*Data supplied*.
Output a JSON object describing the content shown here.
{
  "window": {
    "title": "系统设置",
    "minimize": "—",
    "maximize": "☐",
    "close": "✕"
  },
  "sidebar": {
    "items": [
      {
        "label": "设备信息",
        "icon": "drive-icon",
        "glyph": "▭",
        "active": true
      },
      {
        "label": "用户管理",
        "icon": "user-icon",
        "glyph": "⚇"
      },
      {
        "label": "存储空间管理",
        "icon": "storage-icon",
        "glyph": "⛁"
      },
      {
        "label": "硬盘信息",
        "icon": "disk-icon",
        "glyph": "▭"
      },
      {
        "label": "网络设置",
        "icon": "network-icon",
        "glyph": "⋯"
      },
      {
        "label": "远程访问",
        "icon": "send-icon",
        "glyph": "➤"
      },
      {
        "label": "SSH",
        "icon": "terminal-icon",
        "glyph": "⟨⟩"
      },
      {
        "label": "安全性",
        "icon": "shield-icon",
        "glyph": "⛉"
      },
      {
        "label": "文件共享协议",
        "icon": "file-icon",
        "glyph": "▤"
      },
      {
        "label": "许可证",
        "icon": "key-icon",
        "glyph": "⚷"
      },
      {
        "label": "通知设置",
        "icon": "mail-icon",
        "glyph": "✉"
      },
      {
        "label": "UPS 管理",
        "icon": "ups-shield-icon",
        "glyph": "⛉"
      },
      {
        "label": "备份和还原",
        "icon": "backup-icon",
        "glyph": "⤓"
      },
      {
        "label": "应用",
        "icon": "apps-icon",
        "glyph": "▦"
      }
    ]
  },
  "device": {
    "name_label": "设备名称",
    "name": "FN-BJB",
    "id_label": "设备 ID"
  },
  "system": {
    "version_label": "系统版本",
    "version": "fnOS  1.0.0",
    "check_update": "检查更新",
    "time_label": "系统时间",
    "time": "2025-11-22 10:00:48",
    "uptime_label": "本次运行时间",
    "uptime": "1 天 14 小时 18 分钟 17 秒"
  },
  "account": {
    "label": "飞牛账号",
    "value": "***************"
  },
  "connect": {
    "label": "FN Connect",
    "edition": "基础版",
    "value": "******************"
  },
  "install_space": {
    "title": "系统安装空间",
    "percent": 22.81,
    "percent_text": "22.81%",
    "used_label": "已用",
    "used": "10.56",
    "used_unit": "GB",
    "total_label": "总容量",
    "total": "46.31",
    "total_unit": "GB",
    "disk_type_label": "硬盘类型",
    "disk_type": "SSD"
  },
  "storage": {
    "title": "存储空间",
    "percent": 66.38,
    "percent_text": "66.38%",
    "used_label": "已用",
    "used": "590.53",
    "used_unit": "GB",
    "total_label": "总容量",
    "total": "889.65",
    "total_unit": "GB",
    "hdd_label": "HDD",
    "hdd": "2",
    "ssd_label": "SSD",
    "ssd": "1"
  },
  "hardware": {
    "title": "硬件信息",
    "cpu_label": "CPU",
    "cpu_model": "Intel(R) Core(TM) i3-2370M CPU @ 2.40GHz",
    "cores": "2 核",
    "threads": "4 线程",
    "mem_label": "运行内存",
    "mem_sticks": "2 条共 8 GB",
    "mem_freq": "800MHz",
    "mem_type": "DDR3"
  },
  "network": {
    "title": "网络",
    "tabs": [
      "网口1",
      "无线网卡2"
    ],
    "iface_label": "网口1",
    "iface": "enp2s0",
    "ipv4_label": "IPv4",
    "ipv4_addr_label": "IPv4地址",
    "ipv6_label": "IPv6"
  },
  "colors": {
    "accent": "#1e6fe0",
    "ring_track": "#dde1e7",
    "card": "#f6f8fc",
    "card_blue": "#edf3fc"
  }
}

...

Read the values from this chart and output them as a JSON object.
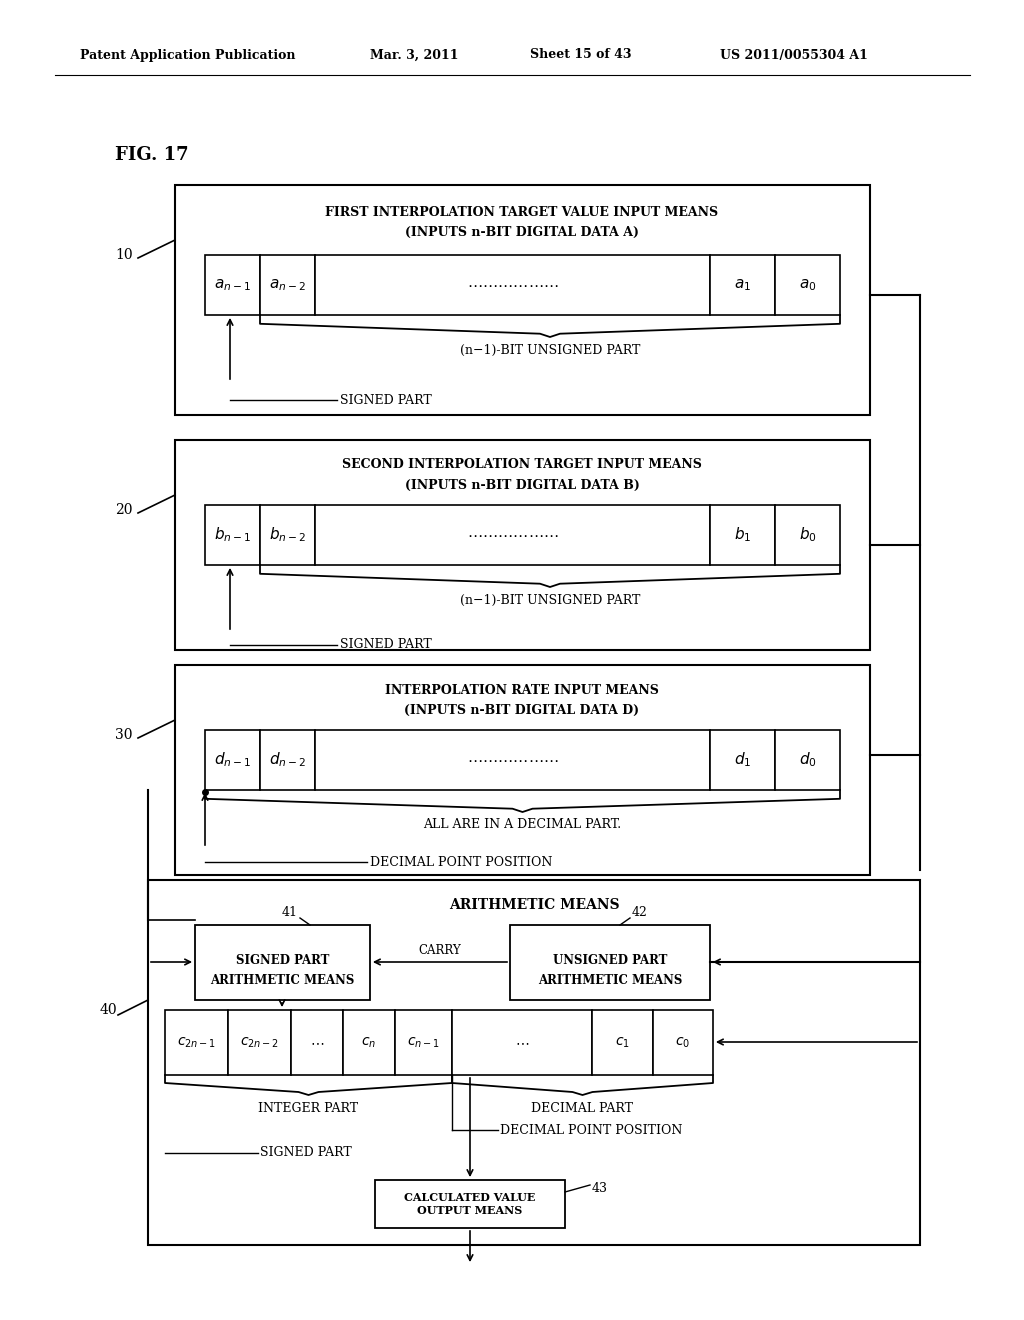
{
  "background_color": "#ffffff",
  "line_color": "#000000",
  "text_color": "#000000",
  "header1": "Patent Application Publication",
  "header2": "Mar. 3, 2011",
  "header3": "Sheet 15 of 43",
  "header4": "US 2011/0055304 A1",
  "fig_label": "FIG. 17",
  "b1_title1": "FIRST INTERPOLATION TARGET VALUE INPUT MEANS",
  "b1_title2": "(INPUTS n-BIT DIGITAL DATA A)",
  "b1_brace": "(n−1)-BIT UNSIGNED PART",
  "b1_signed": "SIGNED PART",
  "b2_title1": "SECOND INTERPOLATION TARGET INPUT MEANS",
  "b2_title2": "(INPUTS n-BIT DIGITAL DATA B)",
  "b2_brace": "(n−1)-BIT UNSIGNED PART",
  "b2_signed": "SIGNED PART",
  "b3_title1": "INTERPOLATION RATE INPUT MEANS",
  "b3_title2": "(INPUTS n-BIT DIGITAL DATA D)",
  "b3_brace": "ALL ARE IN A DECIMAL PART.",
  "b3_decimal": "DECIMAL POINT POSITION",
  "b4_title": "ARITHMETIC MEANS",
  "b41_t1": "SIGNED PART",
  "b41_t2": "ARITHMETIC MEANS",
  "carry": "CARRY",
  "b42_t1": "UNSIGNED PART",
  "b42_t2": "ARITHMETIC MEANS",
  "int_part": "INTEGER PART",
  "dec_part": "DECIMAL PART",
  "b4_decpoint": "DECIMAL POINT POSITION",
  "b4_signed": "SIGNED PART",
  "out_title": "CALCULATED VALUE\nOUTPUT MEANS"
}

*Goal of the exercise*.
From the data above, copy out every line with the string "UNSIGNED" in it.

*Exercise solution*.
  "b1_brace": "(n−1)-BIT UNSIGNED PART",
  "b2_brace": "(n−1)-BIT UNSIGNED PART",
  "b42_t1": "UNSIGNED PART",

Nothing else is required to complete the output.